━━ VORLIEGENDER TEXT

Oliver Roggisch beendet seine Spielerkarriere – am Sonntag treffen die Löwen in der SAP Arena auf die DHB-Auswahl

Nach dieser Saison zieht Oliver Roggisch einen Schlussstrich unter seine aktive Laufbahn, der 35-Jährige bleibt aber den Rhein-Neckar Löwen und der deutschen Nationalmannschaft in anderer Funktion erhalten. Doch zunächst einmal steht sein Abschiedsspiel an, am Sonntag (15 Uhr) in der Mannheimer SAP Arena (es gibt noch wenige Restkarten) treffen die Badener auf die DHB-Auswahl. Vor dieser Partie sprachen wir mit dem Abwehrchef der Löwen und dem Kapitän der Nationalmannschaft.

Oli, vier Mal hast du dir in deiner Karriere die Nase gebrochen. Gibt es schon einen Termin, um sie richten zu lassen?

Oliver Roggisch (lacht): Ich habe mit der Berufsgenossenschaft auf jeden Fall schon darüber gesprochen, die müssen ja die Kosten tragen. Aber einen Termin habe ich noch nicht gemacht. Jetzt warten wir mal erst einmal mein Abschiedsspiel ab, danach fahre ich in den Urlaub. Würde ich mich vorher operieren lassen, dürfte ich nicht tauchen gehen. Danach steht der Eingriff allerdings an.

━━━━
━━ VORLIEGENDE AUFLISTUNG

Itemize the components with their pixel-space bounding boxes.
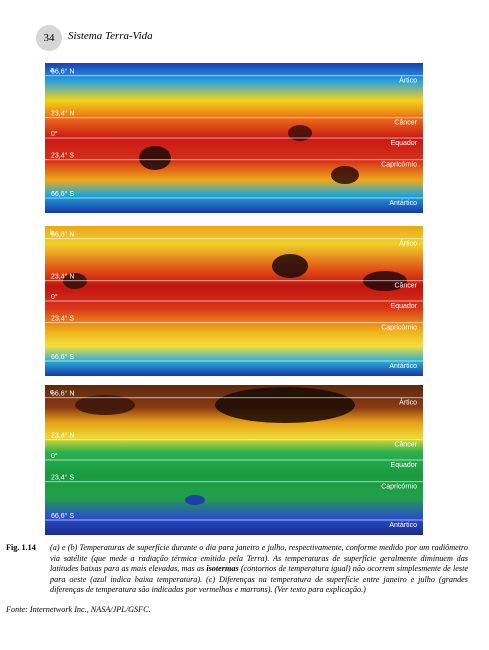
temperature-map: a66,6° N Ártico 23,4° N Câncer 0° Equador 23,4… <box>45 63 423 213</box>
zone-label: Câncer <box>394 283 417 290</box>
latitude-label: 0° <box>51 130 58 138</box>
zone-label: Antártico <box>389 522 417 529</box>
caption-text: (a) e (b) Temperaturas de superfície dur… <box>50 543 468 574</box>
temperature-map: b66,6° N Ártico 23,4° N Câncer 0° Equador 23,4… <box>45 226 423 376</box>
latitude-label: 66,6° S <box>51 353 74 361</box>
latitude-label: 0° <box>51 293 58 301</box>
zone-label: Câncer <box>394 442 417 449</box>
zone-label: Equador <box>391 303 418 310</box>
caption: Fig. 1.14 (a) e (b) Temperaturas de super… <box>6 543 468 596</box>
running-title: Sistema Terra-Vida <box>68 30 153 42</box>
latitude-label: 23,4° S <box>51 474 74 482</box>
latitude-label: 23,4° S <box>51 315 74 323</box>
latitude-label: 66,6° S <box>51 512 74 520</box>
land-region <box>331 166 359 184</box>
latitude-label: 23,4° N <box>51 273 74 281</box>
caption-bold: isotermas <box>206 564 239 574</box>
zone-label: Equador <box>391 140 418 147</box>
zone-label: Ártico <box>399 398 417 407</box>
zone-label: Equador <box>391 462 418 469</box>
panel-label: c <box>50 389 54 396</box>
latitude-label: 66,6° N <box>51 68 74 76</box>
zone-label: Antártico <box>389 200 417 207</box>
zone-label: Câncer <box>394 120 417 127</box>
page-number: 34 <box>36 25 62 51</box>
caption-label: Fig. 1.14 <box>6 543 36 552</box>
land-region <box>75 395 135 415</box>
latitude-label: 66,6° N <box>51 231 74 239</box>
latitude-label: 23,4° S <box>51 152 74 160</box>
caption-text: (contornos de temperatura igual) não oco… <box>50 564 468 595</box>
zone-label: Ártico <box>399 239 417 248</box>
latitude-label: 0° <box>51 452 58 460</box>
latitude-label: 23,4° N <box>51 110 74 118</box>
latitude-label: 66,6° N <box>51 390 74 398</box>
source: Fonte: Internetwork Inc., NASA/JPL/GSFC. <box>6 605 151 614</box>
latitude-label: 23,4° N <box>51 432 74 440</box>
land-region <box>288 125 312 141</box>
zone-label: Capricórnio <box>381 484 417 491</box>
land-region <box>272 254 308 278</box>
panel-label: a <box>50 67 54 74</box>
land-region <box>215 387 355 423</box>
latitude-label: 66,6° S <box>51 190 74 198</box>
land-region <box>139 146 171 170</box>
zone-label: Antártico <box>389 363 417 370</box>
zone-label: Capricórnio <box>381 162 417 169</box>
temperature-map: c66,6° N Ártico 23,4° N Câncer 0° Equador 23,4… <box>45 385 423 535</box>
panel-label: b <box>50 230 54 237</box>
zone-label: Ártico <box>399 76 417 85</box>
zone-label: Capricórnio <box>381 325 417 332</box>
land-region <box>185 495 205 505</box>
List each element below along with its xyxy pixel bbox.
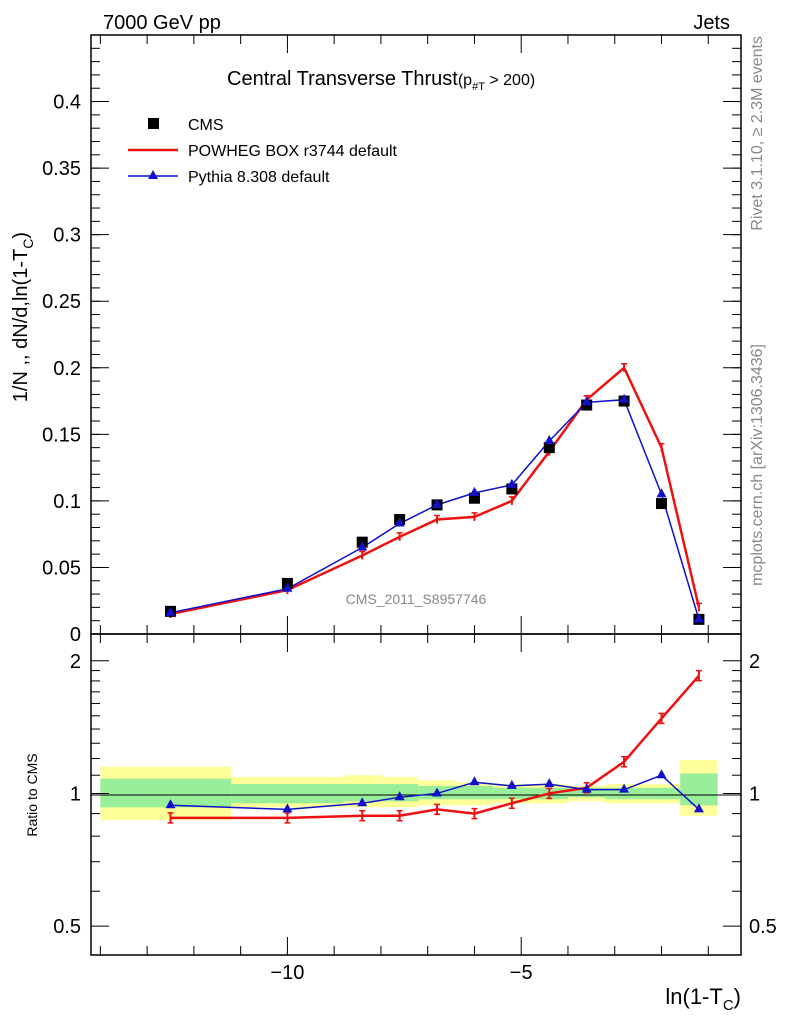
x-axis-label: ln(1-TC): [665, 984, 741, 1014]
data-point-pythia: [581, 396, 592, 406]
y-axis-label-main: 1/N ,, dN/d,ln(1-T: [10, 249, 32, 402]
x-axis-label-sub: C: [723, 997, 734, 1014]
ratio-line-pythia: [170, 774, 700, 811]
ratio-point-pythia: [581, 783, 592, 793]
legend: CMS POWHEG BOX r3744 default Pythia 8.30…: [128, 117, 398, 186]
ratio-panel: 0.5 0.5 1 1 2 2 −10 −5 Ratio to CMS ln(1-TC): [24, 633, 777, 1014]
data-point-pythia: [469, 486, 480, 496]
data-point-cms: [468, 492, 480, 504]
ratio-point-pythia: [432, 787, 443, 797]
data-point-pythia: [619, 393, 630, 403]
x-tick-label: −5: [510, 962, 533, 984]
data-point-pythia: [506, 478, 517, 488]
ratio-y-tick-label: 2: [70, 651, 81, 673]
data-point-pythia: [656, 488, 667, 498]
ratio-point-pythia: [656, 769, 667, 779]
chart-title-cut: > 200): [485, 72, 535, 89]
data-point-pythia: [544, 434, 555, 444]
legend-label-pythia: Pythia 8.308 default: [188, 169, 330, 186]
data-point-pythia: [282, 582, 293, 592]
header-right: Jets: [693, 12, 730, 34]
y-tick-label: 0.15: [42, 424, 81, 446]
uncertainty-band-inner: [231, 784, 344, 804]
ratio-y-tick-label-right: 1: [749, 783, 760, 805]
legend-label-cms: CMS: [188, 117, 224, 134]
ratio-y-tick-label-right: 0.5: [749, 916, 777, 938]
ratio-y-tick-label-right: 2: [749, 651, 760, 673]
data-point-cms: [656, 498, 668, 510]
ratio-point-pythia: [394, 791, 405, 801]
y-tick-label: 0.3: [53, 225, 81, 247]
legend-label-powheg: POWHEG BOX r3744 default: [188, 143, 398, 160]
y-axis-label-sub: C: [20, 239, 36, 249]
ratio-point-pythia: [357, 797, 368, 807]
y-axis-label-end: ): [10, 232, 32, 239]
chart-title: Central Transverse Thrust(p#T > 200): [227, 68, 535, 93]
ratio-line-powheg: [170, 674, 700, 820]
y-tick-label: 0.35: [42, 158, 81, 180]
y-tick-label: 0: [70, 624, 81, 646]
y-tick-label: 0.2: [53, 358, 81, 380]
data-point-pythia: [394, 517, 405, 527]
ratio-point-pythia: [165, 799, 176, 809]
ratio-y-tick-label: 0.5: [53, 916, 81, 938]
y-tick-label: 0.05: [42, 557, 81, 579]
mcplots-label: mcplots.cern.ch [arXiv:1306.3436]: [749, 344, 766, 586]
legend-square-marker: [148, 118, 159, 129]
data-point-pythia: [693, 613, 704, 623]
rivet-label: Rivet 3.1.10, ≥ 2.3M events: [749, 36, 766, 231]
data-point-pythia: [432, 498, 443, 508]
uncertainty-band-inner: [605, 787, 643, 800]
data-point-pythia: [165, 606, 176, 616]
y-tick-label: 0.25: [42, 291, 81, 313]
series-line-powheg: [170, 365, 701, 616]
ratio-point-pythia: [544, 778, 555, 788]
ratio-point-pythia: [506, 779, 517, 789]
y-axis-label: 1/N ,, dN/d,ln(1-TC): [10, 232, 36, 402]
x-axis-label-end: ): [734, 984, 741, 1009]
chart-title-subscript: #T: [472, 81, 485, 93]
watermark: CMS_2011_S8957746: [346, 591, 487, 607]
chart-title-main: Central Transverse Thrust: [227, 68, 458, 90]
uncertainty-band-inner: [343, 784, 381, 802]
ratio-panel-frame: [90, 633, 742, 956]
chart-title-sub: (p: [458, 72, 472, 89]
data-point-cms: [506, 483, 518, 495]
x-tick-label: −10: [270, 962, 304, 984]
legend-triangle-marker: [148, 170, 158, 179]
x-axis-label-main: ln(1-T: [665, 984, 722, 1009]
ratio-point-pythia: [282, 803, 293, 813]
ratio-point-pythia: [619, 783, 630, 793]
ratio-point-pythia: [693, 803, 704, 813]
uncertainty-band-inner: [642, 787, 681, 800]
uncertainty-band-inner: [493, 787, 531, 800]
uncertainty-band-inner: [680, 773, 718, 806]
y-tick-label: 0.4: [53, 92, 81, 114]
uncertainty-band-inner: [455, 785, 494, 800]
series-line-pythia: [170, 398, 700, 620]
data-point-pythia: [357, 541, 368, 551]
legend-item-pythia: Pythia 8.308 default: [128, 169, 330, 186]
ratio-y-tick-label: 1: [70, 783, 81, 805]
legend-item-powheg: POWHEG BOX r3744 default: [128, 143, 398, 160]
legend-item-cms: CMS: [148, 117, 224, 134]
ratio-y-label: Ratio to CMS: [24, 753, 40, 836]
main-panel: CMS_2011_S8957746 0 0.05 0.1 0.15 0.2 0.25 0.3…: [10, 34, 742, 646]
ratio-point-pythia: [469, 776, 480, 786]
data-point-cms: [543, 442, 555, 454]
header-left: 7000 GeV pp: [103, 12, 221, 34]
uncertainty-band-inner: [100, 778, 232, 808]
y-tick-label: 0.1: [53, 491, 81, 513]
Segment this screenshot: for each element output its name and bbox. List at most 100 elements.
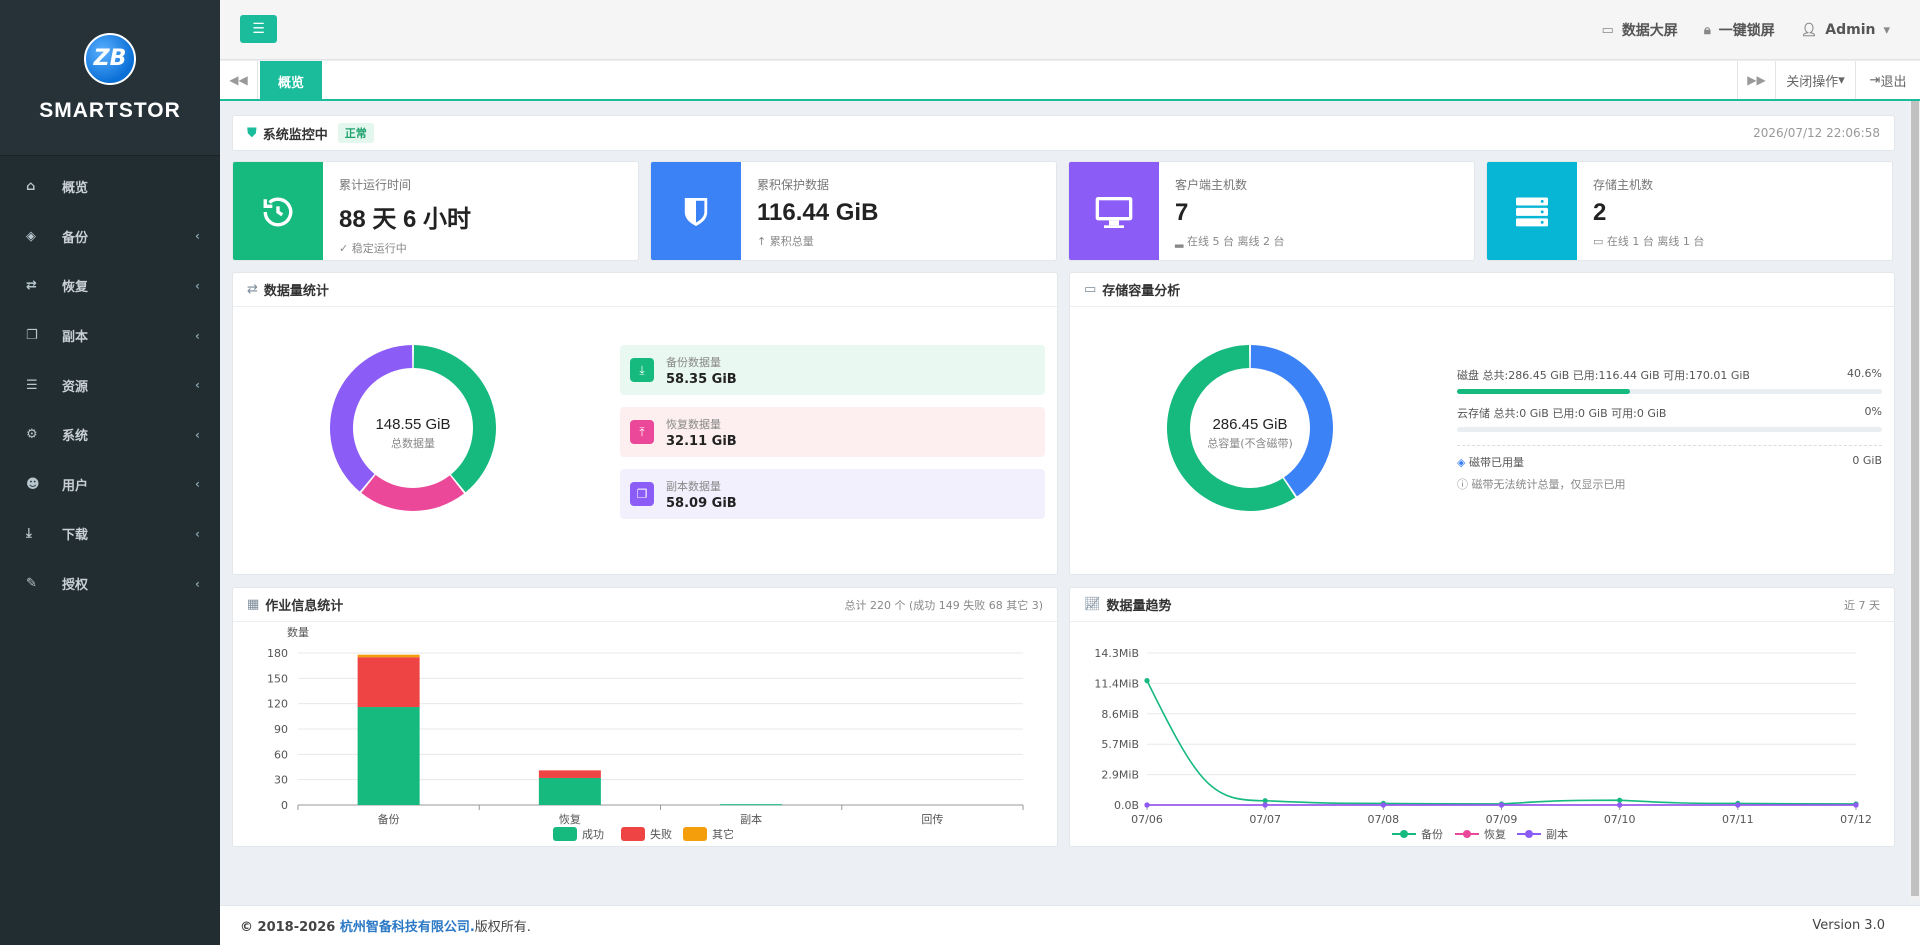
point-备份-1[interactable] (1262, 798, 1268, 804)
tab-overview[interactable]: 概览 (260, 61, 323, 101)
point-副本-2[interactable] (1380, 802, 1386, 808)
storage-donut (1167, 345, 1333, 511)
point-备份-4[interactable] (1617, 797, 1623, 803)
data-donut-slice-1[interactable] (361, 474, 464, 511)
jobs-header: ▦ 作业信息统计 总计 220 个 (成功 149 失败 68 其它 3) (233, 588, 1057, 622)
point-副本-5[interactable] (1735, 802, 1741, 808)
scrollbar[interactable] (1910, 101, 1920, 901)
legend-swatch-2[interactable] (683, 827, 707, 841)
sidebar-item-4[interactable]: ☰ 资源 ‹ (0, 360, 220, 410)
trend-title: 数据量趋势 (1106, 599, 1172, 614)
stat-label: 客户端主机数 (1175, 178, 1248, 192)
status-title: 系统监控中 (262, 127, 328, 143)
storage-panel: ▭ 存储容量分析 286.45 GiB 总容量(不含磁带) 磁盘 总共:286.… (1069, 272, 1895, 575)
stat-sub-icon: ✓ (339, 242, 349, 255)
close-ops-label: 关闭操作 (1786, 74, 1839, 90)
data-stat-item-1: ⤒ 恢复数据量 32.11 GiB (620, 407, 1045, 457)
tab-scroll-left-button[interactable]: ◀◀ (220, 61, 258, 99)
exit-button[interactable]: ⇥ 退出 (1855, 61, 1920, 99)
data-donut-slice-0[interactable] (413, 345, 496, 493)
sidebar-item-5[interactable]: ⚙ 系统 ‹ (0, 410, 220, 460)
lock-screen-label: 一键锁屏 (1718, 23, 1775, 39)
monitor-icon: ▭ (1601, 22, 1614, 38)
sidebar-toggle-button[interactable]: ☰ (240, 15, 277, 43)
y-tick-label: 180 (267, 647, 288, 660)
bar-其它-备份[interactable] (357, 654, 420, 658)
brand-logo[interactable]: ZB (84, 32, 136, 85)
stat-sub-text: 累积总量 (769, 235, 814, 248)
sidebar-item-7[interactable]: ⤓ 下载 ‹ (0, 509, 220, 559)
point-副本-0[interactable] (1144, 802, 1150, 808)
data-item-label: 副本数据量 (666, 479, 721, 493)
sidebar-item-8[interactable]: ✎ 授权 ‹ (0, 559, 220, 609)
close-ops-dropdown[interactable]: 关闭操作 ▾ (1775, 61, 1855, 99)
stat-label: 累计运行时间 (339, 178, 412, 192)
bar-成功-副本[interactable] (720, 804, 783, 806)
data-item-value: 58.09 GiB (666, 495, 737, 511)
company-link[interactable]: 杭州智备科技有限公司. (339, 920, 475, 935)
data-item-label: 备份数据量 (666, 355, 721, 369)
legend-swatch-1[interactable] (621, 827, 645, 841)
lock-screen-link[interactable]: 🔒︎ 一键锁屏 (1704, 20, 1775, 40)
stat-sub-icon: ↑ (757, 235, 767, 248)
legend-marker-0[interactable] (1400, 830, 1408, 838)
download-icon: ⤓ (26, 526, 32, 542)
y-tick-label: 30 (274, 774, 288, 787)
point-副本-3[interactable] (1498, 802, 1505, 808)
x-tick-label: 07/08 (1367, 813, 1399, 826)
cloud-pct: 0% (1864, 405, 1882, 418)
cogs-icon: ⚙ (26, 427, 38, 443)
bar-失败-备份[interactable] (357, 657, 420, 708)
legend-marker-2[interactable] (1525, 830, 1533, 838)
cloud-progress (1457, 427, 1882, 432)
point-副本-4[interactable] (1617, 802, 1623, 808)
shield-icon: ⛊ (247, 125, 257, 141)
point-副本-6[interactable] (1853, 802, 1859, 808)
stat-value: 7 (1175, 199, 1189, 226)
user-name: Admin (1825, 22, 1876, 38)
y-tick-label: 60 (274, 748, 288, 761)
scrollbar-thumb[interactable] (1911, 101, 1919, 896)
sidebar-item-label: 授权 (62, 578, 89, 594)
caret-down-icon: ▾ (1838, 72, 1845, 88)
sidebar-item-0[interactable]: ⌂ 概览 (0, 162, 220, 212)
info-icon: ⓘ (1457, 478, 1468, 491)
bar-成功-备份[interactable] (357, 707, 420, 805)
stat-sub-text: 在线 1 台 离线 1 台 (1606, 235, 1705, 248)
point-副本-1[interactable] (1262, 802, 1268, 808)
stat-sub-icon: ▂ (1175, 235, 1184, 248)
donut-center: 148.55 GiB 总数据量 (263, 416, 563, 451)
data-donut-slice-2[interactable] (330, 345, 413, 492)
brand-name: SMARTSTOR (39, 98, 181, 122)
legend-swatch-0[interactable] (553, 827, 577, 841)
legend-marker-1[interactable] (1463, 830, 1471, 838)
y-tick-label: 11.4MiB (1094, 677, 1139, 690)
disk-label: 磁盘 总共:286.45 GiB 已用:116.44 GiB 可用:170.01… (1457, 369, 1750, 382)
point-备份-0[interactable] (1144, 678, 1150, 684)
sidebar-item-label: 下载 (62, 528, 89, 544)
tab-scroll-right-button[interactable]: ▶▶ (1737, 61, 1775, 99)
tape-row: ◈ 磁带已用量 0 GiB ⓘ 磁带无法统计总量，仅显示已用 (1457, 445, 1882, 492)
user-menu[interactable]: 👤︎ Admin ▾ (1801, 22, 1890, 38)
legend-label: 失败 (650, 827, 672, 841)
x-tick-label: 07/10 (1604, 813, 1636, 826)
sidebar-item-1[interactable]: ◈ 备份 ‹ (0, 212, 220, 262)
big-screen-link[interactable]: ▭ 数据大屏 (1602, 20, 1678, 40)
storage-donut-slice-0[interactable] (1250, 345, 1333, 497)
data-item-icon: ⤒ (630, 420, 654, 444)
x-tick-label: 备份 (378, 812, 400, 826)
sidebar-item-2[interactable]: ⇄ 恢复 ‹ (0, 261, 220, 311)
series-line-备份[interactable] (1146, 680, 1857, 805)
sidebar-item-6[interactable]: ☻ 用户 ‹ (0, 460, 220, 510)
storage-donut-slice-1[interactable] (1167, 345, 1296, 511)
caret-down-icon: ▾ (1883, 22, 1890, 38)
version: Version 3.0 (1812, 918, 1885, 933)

━━━━

*AUFGABEN ZUR ÜBUNG*
1. Beantworte anhand des Textes über Oliver Roggisch diese drei Fragen:
(a) Wie alt ist Oliver Roggisch?
(b) Wann und wo findet sein Abschiedsspiel statt?
(c) Was dürfte er nach eigener Aussage nicht tun, wenn er sich vor dem Urlaub operieren ließe?
2. Bitte knüpfe an den Text über Oliver Roggisch an und schreibe ihn nach dem letzten Satz weiter.
Die Auflistung braucht man für die Bearbeitung nicht.

*LÖSUNGEN*
1.
(a) Er ist 35 Jahre alt.
(b) Am Sonntag um 15 Uhr in der Mannheimer SAP Arena.
(c) Er dürfte nicht tauchen gehen.

2.
Stört dich deine krumme Nase?

Roggisch (lacht): Nein. Ich lasse sie aber trotzdem operieren. Es geht dabei aber weniger um ästhetische Gründe. Ich bekomme einfach keine Luft mehr durch die Nase.

Wie macht sich das im Alltag bemerkbar?

Roggisch: Beim Abendessen fange ich schon sehr an zu schnaufen, wenn ich den Mund voll habe. Das will ich meinen Kollegen, meiner Familie und meiner Freundin nicht mehr antun.

Was sagt denn den Zimmerkollege Andy Schmid dazu?

Roggisch: Es soll spektakulär sein, was nachts von mir zu hören ist (lacht). Ich selbst habe es ja noch nie gehört. So wie es aussieht, werden wir uns auch in Zukunft ein Zimmer teilen. Wir passen ganz gut zusammen und ich bin schon gespannt auf die erste Nacht, in der ich nicht mehr schnarchen werde. Vielleicht ist ihm das dann zu leise und er kann nicht mehr schlafen.

Dein ehemaliger Göppinger Trainer Christian Fitzek schätzt noch heute deinen Ehrgeiz – und dein Talent, Laufstrecken abzukürzen.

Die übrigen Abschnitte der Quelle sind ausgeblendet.